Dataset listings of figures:
* * *
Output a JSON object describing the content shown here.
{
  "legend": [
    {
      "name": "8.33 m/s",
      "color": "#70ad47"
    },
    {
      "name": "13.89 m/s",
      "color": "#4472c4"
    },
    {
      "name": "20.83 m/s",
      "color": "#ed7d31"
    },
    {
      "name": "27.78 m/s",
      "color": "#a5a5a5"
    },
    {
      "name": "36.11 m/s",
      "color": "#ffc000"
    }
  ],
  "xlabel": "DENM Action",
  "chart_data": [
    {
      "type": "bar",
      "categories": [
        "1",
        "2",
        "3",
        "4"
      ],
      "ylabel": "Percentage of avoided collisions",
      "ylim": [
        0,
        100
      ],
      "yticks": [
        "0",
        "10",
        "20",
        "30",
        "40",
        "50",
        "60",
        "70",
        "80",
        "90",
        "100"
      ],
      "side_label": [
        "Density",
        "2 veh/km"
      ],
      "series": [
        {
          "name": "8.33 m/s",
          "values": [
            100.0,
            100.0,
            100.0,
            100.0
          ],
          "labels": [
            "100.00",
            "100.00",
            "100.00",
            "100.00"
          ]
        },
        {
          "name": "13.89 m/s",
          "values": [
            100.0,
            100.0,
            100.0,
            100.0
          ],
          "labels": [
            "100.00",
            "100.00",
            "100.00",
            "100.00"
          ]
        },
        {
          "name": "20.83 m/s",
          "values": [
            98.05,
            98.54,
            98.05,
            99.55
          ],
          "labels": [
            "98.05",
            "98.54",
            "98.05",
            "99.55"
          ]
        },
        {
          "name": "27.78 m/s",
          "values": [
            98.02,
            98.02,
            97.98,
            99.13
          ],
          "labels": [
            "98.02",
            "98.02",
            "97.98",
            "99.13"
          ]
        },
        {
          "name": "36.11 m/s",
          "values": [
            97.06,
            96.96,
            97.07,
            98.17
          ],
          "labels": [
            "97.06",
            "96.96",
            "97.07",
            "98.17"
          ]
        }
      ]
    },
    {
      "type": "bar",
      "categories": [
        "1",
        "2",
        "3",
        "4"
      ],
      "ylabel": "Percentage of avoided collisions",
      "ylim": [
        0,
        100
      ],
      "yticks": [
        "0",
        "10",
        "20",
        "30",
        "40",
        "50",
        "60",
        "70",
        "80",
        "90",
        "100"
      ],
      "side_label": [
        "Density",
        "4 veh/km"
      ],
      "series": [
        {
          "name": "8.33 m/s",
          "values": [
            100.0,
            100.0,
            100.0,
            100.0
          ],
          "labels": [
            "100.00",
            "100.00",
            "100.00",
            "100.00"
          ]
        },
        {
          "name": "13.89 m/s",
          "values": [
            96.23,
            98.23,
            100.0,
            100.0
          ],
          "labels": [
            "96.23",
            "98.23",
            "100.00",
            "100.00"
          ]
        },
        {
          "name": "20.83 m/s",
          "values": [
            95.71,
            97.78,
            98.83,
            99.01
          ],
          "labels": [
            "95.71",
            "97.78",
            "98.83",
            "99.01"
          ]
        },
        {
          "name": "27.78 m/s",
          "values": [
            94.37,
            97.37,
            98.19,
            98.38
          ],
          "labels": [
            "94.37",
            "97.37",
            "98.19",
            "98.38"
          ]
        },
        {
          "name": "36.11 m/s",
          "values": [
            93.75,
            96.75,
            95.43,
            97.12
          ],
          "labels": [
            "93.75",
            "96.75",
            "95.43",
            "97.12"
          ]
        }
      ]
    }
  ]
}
* * *
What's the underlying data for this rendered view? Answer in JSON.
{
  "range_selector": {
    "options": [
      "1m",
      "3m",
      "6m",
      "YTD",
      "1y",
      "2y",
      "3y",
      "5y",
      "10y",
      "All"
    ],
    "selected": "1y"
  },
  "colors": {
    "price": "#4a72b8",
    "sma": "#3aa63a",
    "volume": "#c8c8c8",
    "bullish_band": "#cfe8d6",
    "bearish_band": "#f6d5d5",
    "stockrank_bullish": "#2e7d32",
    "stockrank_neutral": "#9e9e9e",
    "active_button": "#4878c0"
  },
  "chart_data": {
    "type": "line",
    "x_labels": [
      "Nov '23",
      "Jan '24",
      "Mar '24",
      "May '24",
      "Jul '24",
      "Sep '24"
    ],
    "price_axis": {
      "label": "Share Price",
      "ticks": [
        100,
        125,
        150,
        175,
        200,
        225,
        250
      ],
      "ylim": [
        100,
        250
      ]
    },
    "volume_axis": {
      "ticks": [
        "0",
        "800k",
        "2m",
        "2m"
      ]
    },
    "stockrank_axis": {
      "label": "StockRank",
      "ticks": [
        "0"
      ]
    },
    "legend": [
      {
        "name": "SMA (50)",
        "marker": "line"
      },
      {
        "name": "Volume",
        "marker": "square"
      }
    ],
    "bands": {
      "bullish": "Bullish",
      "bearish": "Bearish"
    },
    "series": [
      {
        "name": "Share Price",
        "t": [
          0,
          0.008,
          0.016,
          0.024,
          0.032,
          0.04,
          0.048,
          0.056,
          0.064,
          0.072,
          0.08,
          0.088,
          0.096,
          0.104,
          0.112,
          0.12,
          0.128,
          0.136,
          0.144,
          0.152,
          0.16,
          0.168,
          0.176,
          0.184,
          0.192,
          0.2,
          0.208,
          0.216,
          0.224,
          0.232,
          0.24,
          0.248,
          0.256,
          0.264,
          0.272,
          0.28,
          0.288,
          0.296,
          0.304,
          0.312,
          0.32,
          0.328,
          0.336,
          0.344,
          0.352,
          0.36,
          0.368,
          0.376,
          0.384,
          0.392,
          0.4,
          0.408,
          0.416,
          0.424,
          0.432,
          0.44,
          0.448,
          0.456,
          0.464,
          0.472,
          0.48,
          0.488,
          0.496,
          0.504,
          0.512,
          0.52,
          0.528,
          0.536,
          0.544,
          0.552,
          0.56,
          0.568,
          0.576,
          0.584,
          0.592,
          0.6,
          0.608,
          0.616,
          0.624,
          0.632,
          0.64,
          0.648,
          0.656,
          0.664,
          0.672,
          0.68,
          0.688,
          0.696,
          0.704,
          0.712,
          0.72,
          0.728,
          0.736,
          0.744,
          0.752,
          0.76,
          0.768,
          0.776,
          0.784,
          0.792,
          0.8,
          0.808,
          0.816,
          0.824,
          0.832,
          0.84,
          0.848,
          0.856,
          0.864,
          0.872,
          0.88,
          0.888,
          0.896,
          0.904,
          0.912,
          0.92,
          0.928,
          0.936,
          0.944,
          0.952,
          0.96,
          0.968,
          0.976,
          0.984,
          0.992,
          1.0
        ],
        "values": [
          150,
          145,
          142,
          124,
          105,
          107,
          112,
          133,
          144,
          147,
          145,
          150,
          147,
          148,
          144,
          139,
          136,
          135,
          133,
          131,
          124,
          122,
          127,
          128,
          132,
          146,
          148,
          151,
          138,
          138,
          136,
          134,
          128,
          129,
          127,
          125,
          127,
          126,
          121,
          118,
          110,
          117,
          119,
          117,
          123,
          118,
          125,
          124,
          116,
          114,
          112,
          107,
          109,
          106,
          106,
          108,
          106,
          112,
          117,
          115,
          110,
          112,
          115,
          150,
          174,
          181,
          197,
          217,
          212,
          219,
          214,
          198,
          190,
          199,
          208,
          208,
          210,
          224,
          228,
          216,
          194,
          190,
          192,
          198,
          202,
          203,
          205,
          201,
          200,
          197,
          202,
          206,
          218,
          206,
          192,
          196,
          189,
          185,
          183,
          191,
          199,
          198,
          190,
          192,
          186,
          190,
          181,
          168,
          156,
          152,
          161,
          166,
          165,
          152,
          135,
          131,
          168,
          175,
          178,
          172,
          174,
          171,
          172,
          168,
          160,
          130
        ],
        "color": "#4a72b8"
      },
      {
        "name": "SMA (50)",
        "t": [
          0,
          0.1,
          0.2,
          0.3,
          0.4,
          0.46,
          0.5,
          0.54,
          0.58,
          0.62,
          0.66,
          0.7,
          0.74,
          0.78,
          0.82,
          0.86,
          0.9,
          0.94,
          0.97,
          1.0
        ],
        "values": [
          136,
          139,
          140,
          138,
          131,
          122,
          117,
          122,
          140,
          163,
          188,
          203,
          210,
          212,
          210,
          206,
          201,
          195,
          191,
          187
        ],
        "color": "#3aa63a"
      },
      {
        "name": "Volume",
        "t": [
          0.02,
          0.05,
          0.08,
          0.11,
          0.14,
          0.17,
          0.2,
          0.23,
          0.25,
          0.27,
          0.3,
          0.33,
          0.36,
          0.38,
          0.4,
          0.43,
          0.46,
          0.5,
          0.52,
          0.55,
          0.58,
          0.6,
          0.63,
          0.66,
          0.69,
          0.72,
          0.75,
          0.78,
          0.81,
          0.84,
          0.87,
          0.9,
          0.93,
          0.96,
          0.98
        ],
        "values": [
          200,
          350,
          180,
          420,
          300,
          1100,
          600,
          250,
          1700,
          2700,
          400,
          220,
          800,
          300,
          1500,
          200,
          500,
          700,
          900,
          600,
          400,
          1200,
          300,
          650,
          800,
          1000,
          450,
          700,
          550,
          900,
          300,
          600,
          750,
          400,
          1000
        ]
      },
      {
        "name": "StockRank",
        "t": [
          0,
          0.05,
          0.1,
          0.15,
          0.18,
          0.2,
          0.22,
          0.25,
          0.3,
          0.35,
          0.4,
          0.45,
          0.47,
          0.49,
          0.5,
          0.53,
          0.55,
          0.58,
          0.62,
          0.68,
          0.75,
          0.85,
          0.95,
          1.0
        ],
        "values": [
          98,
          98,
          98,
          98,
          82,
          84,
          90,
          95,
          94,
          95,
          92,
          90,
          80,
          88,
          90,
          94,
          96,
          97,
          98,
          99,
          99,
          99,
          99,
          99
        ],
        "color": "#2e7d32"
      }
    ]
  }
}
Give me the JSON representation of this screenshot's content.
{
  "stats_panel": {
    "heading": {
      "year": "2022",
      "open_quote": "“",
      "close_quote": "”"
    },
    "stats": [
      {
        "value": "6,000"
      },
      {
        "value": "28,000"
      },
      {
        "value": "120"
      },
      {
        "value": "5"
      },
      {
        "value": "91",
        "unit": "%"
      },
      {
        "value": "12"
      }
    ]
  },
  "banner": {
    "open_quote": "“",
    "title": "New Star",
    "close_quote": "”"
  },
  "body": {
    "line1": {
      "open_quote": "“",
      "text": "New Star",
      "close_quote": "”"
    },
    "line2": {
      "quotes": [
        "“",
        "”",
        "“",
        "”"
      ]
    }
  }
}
* * *
§ **YOUR INSTRUCTIONS**: Among the lines of the records above, count those holding the string "JSON", and report only the number.

§ **TASK SOLUTION**: 3